Exercise aim — Your answer should be one number: how many lines of the records hold the string "INDIVIDUAL".

== Data provided ==

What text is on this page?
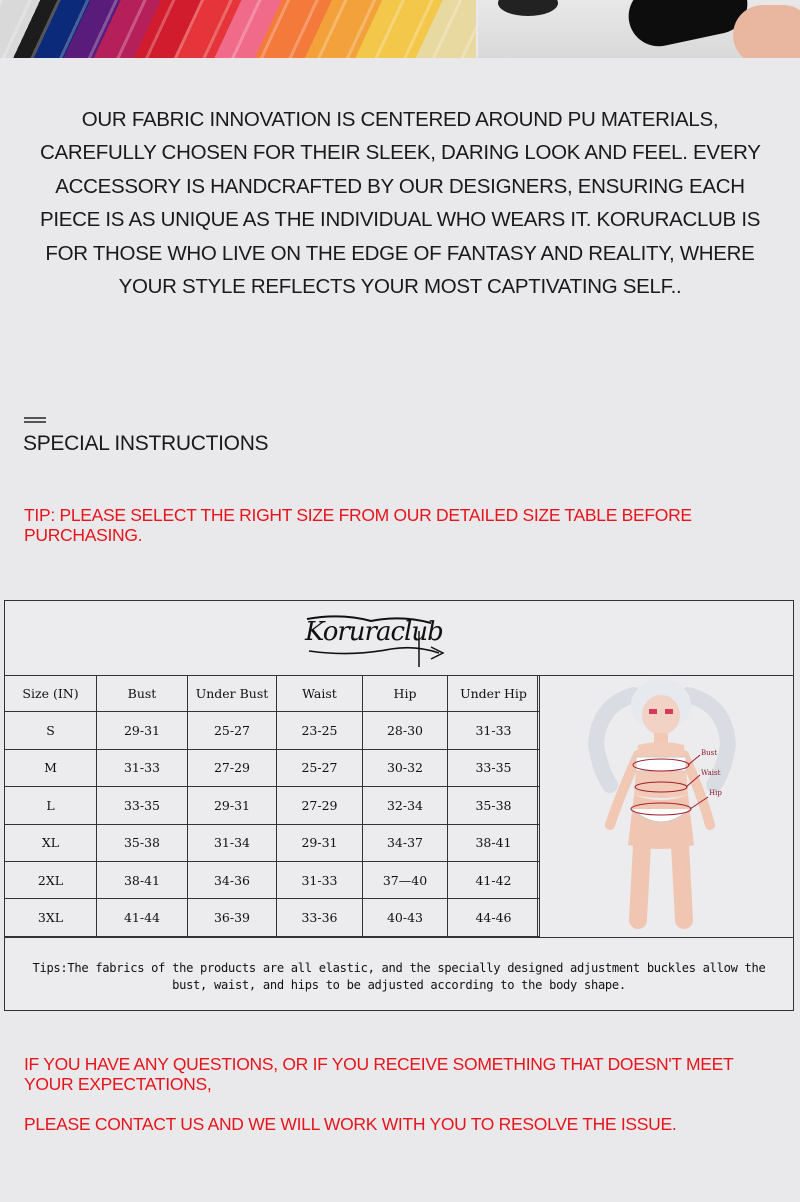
OUR FABRIC INNOVATION IS CENTERED AROUND PU MATERIALS,
CAREFULLY CHOSEN FOR THEIR SLEEK, DARING LOOK AND FEEL. EVERY
ACCESSORY IS HANDCRAFTED BY OUR DESIGNERS, ENSURING EACH
PIECE IS AS UNIQUE AS THE INDIVIDUAL WHO WEARS IT. KORURACLUB IS
FOR THOSE WHO LIVE ON THE EDGE OF FANTASY AND REALITY, WHERE
YOUR STYLE REFLECTS YOUR MOST CAPTIVATING SELF..
SPECIAL INSTRUCTIONS
TIP: PLEASE SELECT THE RIGHT SIZE FROM OUR DETAILED SIZE TABLE BEFORE PURCHASING.
Koruraclub
Size (IN)	Bust	Under Bust	Waist	Hip	Under Hip
S	29-31	25-27	23-25	28-30	31-33
M	31-33	27-29	25-27	30-32	33-35
L	33-35	29-31	27-29	32-34	35-38
XL	35-38	31-34	29-31	34-37	38-41
2XL	38-41	34-36	31-33	37—40	41-42
3XL	41-44	36-39	33-36	40-43	44-46
Bust
Waist
Hip
Tips:The fabrics of the products are all elastic, and the specially designed adjustment buckles allow the
bust, waist, and hips to be adjusted according to the body shape.
IF YOU HAVE ANY QUESTIONS, OR IF YOU RECEIVE SOMETHING THAT DOESN'T MEET YOUR EXPECTATIONS,
PLEASE CONTACT US AND WE WILL WORK WITH YOU TO RESOLVE THE ISSUE.
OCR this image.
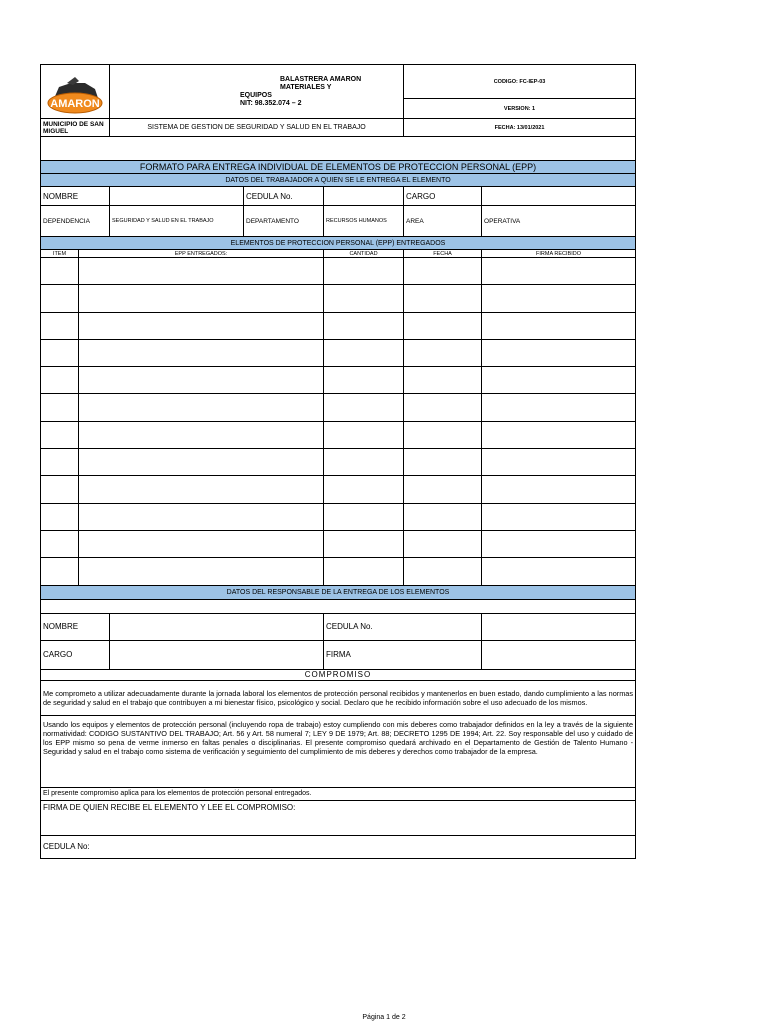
AMARON		BALASTRERA AMARON MATERIALES Y
EQUIPOS
NIT: 98.352.074 – 2			CODIGO: FC-IEP-03	
					VERSION: 1	
MUNICIPIO DE SAN MIGUEL		SISTEMA DE GESTION DE SEGURIDAD Y SALUD EN EL TRABAJO			FECHA: 13/01/2021	

FORMATO PARA ENTREGA INDIVIDUAL DE ELEMENTOS DE PROTECCION PERSONAL (EPP)						
DATOS DEL TRABAJADOR A QUIEN SE LE ENTREGA EL ELEMENTO						
NOMBRE			CEDULA No.		CARGO	
DEPENDENCIA		SEGURIDAD Y SALUD EN EL TRABAJO	DEPARTAMENTO	RECURSOS HUMANOS	AREA	OPERATIVA
ELEMENTOS DE PROTECCION PERSONAL (EPP) ENTREGADOS						
ITEM	EPP ENTREGADOS:			CANTIDAD	FECHA	FIRMA RECIBIDO

DATOS DEL RESPONSABLE DE LA ENTREGA DE LOS ELEMENTOS						

NOMBRE				CEDULA No.		
CARGO				FIRMA		
COMPROMISO						
Me comprometo a utilizar adecuadamente durante la jornada laboral los elementos de protección personal recibidos y mantenerlos en buen estado, dando cumplimiento a las normas de seguridad y salud en el trabajo que contribuyen a mi bienestar físico, psicológico y social. Declaro que he recibido información sobre el uso adecuado de los mismos.						
Usando los equipos y elementos de protección personal (incluyendo ropa de trabajo) estoy cumpliendo con mis deberes como trabajador definidos en la ley a través de la siguiente normatividad: CODIGO SUSTANTIVO DEL TRABAJO; Art. 56 y Art. 58 numeral 7; LEY 9 DE 1979; Art. 88; DECRETO 1295 DE 1994; Art. 22. Soy responsable del uso y cuidado de los EPP mismo so pena de verme inmerso en faltas penales o disciplinarias. El presente compromiso quedará archivado en el Departamento de Gestión de Talento Humano - Seguridad y salud en el trabajo como sistema de verificación y seguimiento del cumplimiento de mis deberes y derechos como trabajador de la empresa.						
El presente compromiso aplica para los elementos de protección personal entregados.						
FIRMA DE QUIEN RECIBE EL ELEMENTO Y LEE EL COMPROMISO:						
CEDULA No:						
Página 1 de 2
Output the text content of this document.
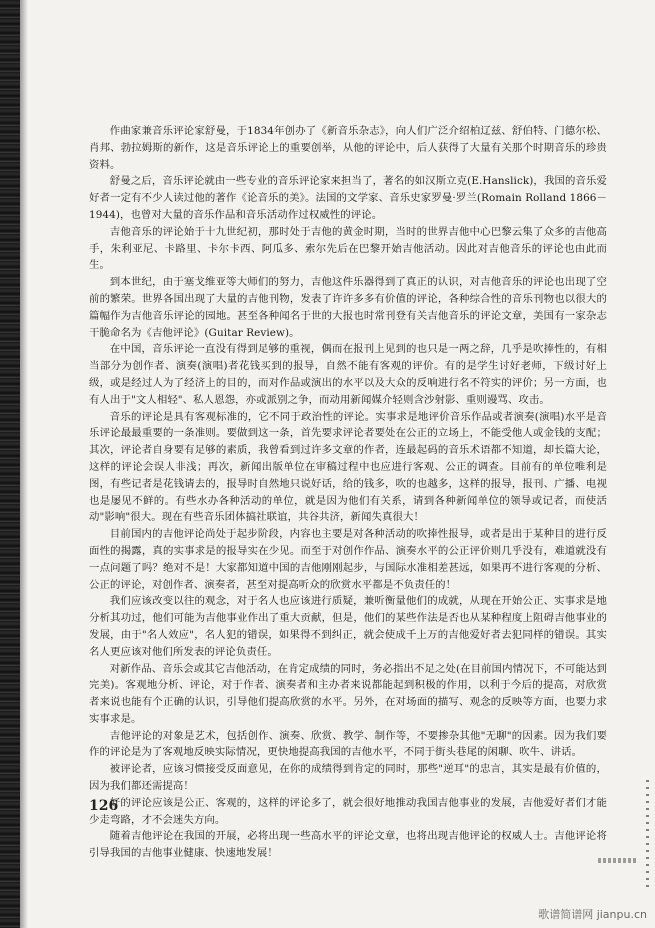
作曲家兼音乐评论家舒曼，于1834年创办了《新音乐杂志》，向人们广泛介绍柏辽兹、舒伯特、门德尔松、肖邦、勃拉姆斯的新作，这是音乐评论上的重要创举，从他的评论中，后人获得了大量有关那个时期音乐的珍贵资料。

舒曼之后，音乐评论就由一些专业的音乐评论家来担当了，著名的如汉斯立克(E.Hanslick)，我国的音乐爱好者一定有不少人读过他的著作《论音乐的美》。法国的文学家、音乐史家罗曼·罗兰(Romain Rolland 1866－1944)，也曾对大量的音乐作品和音乐活动作过权威性的评论。

吉他音乐的评论始于十九世纪初，那时处于吉他的黄金时期，当时的世界吉他中心巴黎云集了众多的吉他高手，朱利亚尼、卡路里、卡尔卡西、阿瓜多、索尔先后在巴黎开始吉他活动。因此对吉他音乐的评论也由此而生。

到本世纪，由于塞戈维亚等大师们的努力，吉他这件乐器得到了真正的认识，对吉他音乐的评论也出现了空前的繁荣。世界各国出现了大量的吉他刊物，发表了许许多多有价值的评论，各种综合性的音乐刊物也以很大的篇幅作为吉他音乐评论的园地。甚至各种闻名于世的大报也时常刊登有关吉他音乐的评论文章，美国有一家杂志干脆命名为《吉他评论》(Guitar Review)。

在中国，音乐评论一直没有得到足够的重视，偶而在报刊上见到的也只是一两之辞，几乎是吹捧性的，有相当部分为创作者、演奏(演唱)者花钱买到的报导，自然不能有客观的评价。有的是学生讨好老师，下级讨好上级，或是经过人为了经济上的目的，而对作品或演出的水平以及大众的反响进行名不符实的评价；另一方面，也有人出于"文人相轻"、私人恩怨，亦或派别之争，而动用新闻媒介轻则含沙射影、重则谩骂、攻击。

音乐的评论是具有客观标准的，它不同于政治性的评论。实事求是地评价音乐作品或者演奏(演唱)水平是音乐评论最最重要的一条准则。要做到这一条，首先要求评论者要处在公正的立场上，不能受他人或金钱的支配；其次，评论者自身要有足够的素质，我曾看到过许多文章的作者，连最起码的音乐术语都不知道，却长篇大论，这样的评论会误人非浅；再次，新闻出版单位在审稿过程中也应进行客观、公正的调查。目前有的单位唯利是图，有些记者是花钱请去的，报导时自然地只说好话，给的钱多，吹的也越多，这样的报导，报刊、广播、电视也是屡见不鲜的。有些水办各种活动的单位，就是因为他们有关系，请到各种新闻单位的领导或记者，而使活动"影响"很大。现在有些音乐团体搞社联谊，共谷共济，新闻失真很大！

目前国内的吉他评论尚处于起步阶段，内容也主要是对各种活动的吹捧性报导，或者是出于某种目的进行反面性的揭露，真的实事求是的报导实在少见。而至于对创作作品、演奏水平的公正评价则几乎没有，难道就没有一点问题了吗？绝对不是！大家都知道中国的吉他刚刚起步，与国际水准相差甚远，如果再不进行客观的分析、公正的评论，对创作者、演奏者，甚至对提高听众的欣赏水平都是不负责任的！

我们应该改变以往的观念，对于名人也应该进行质疑，兼听衡量他们的成就，从现在开始公正、实事求是地分析其功过，他们可能为吉他事业作出了重大贡献，但是，他们的某些作法是否也从某种程度上阻碍吉他事业的发展，由于"名人效应"，名人犯的错误，如果得不到纠正，就会使成千上万的吉他爱好者去犯同样的错误。其实名人更应该对他们所发表的评论负责任。

对新作品、音乐会或其它吉他活动，在肯定成绩的同时，务必指出不足之处(在目前国内情况下，不可能达到完美)。客观地分析、评论，对于作者、演奏者和主办者来说都能起到积极的作用，以利于今后的提高，对欣赏者来说也能有个正确的认识，引导他们提高欣赏的水平。另外，在对场面的描写、观念的反映等方面，也要力求实事求是。

吉他评论的对象是艺术，包括创作、演奏、欣赏、教学、制作等，不要掺杂其他"无聊"的因素。因为我们要作的评论是为了客观地反映实际情况，更快地提高我国的吉他水平，不同于街头巷尾的闲聊、吹牛、讲话。

被评论者，应该习惯接受反面意见，在你的成绩得到肯定的同时，那些"逆耳"的忠言，其实是最有价值的，因为我们都还需提高！

好的评论应该是公正、客观的，这样的评论多了，就会很好地推动我国吉他事业的发展，吉他爱好者们才能少走弯路，才不会迷失方向。

随着吉他评论在我国的开展，必将出现一些高水平的评论文章，也将出现吉他评论的权威人士。吉他评论将引导我国的吉他事业健康、快速地发展！

126
歌谱简谱网 jianpu.cn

===

Answer to the exercise — 2